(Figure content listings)
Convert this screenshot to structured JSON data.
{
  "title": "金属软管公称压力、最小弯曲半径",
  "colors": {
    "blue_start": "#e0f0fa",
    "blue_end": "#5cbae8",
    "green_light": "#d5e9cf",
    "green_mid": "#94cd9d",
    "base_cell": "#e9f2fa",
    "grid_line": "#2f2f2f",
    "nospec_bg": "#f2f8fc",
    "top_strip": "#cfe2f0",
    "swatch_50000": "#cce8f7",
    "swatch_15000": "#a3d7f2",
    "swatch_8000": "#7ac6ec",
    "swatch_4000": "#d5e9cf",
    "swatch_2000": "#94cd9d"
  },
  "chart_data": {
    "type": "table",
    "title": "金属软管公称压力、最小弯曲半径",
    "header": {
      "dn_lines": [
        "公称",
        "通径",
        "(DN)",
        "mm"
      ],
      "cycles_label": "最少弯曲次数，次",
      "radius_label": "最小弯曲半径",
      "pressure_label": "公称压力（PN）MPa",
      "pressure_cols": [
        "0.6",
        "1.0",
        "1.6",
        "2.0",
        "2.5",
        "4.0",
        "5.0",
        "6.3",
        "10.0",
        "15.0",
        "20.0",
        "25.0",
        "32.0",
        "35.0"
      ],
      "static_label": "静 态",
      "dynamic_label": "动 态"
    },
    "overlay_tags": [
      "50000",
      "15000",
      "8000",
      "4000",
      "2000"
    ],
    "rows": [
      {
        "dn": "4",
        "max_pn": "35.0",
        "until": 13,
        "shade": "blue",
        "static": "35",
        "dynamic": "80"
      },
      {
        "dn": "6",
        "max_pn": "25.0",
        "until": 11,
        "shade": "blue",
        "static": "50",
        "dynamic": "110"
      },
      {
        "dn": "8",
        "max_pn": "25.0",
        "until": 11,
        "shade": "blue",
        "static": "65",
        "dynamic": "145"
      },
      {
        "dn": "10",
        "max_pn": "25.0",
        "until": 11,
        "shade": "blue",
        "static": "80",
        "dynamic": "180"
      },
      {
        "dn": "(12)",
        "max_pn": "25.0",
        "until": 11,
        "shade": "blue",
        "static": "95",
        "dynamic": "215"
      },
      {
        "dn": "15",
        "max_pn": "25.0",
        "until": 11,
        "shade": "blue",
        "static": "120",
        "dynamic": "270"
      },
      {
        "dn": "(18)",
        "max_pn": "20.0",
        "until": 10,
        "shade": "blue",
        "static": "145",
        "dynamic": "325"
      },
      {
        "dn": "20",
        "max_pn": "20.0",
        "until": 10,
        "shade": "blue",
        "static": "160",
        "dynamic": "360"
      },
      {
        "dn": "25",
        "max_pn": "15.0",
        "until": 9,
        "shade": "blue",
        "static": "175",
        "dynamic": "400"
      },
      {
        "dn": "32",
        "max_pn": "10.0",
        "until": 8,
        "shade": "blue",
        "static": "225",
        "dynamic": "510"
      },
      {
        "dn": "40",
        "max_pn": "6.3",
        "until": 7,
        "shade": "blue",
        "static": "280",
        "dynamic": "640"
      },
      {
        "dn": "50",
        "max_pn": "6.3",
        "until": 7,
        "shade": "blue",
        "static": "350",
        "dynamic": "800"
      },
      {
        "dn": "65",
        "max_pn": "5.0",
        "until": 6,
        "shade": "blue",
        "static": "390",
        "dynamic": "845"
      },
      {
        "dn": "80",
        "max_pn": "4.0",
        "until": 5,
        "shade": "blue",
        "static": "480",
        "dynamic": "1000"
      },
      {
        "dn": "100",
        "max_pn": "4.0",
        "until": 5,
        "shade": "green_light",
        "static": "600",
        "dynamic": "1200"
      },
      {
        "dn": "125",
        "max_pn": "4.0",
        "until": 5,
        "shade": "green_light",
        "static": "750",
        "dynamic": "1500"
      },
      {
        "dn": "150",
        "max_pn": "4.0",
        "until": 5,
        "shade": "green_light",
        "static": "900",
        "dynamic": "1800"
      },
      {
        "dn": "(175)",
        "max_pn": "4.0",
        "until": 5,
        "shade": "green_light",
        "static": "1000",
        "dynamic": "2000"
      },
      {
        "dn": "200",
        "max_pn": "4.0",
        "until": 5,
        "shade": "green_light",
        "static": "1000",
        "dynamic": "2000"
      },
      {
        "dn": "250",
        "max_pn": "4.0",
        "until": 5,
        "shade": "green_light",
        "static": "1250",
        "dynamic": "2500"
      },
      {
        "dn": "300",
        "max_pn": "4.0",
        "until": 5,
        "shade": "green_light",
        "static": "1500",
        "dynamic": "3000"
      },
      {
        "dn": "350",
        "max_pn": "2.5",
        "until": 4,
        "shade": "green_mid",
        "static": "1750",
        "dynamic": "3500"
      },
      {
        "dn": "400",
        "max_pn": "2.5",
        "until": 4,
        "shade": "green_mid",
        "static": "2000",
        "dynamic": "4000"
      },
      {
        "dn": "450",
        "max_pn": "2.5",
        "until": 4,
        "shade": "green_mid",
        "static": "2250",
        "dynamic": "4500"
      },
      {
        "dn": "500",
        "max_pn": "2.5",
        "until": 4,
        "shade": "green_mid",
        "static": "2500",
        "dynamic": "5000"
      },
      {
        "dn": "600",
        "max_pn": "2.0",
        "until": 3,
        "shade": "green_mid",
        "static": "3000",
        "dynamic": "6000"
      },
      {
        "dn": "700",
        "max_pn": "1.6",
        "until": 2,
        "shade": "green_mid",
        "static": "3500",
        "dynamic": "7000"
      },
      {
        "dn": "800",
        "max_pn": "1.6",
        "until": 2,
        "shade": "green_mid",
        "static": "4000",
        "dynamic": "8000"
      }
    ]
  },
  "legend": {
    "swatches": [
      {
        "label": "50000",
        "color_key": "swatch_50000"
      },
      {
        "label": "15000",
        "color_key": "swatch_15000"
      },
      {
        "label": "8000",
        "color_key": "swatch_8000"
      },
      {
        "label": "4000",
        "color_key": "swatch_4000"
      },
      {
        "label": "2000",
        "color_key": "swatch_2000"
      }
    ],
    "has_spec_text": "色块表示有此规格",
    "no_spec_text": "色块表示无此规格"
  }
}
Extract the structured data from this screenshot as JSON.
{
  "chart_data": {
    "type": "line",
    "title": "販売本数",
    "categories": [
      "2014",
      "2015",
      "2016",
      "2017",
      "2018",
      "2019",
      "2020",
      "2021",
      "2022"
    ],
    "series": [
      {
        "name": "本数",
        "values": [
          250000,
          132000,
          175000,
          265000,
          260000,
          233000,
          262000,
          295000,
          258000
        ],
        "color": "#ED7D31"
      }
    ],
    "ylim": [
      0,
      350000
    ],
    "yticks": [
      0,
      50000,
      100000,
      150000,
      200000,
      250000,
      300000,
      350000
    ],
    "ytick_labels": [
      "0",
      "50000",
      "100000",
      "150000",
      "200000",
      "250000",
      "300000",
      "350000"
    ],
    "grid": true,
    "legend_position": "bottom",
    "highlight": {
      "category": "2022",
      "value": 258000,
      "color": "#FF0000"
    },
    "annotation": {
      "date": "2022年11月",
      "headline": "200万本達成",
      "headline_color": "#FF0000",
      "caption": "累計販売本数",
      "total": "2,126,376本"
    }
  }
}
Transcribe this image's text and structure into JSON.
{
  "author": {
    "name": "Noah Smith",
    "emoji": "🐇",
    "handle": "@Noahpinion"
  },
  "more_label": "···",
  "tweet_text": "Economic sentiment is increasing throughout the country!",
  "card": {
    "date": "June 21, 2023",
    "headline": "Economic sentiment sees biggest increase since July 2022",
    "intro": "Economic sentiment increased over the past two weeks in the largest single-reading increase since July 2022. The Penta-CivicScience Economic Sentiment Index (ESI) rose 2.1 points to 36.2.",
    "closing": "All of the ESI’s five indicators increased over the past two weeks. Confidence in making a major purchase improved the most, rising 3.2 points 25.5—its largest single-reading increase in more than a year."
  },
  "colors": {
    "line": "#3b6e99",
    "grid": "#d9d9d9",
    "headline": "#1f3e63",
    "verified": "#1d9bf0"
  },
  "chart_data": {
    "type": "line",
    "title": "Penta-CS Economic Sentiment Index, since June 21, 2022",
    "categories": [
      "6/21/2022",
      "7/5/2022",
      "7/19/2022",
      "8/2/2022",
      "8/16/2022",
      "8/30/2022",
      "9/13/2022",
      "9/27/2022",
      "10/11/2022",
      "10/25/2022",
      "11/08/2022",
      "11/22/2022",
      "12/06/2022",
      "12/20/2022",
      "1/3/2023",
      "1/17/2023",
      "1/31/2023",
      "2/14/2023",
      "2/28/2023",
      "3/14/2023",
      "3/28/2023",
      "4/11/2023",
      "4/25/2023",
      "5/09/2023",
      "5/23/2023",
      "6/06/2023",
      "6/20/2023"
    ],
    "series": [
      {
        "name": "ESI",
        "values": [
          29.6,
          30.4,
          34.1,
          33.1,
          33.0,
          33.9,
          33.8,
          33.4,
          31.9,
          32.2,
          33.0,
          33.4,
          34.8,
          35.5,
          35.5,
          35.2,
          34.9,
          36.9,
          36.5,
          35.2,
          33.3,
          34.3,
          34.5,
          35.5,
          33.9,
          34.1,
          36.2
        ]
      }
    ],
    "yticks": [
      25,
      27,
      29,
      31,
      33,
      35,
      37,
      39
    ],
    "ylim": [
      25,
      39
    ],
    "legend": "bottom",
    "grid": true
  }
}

— WHAT IS BEING ASKED —
What is the number of lines in the records above that include the word "increased"? Reply with that number and nothing more.

— EXERCISE RESULT —
2